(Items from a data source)
━━━━━━━━━━━━━━━━
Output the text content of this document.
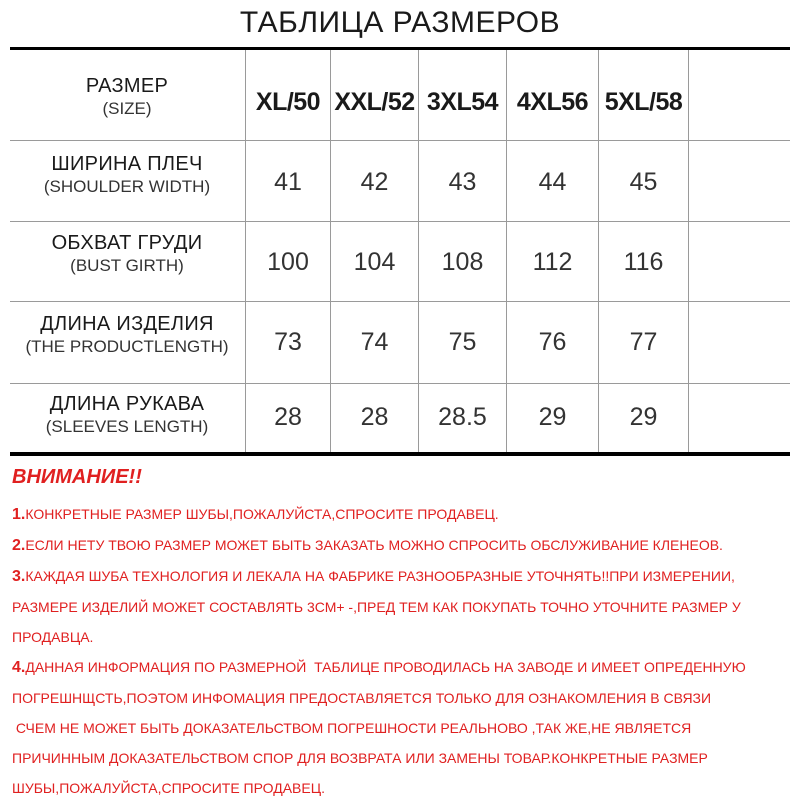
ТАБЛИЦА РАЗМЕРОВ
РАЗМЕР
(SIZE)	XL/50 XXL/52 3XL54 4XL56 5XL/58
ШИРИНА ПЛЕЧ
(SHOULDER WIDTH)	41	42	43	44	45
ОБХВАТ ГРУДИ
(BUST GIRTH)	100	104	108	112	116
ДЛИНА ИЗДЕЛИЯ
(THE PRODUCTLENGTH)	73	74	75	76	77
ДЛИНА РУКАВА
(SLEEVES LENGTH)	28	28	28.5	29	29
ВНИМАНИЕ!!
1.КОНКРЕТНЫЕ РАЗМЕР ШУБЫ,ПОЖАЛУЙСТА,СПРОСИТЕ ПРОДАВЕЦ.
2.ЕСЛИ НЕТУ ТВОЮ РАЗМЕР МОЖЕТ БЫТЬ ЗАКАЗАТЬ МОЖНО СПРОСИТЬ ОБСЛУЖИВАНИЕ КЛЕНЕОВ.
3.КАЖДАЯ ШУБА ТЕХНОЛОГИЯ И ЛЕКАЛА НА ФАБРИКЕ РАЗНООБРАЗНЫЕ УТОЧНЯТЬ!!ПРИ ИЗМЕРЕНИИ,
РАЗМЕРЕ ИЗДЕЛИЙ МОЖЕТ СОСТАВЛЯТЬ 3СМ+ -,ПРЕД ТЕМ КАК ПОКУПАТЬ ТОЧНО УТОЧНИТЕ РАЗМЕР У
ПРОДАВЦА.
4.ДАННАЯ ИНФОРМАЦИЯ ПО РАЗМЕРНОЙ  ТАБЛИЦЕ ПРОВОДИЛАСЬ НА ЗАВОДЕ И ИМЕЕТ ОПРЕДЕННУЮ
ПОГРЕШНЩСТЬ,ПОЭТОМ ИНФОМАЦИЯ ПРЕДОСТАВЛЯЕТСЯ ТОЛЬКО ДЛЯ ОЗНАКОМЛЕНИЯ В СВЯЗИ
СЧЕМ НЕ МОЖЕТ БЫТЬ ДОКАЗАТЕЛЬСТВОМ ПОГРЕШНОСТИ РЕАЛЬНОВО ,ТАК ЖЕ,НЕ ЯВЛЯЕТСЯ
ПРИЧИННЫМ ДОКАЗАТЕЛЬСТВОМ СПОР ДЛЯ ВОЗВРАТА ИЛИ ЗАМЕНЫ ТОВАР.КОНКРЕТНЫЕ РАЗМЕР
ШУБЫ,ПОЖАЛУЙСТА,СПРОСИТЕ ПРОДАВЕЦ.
━━━━━━━━━━━━━━━━
PROBLEM STATEMENT
Copy out every line that includes the word "СПРОСИТЕ".

EXPECTED OUTPUT
1.КОНКРЕТНЫЕ РАЗМЕР ШУБЫ,ПОЖАЛУЙСТА,СПРОСИТЕ ПРОДАВЕЦ.
ШУБЫ,ПОЖАЛУЙСТА,СПРОСИТЕ ПРОДАВЕЦ.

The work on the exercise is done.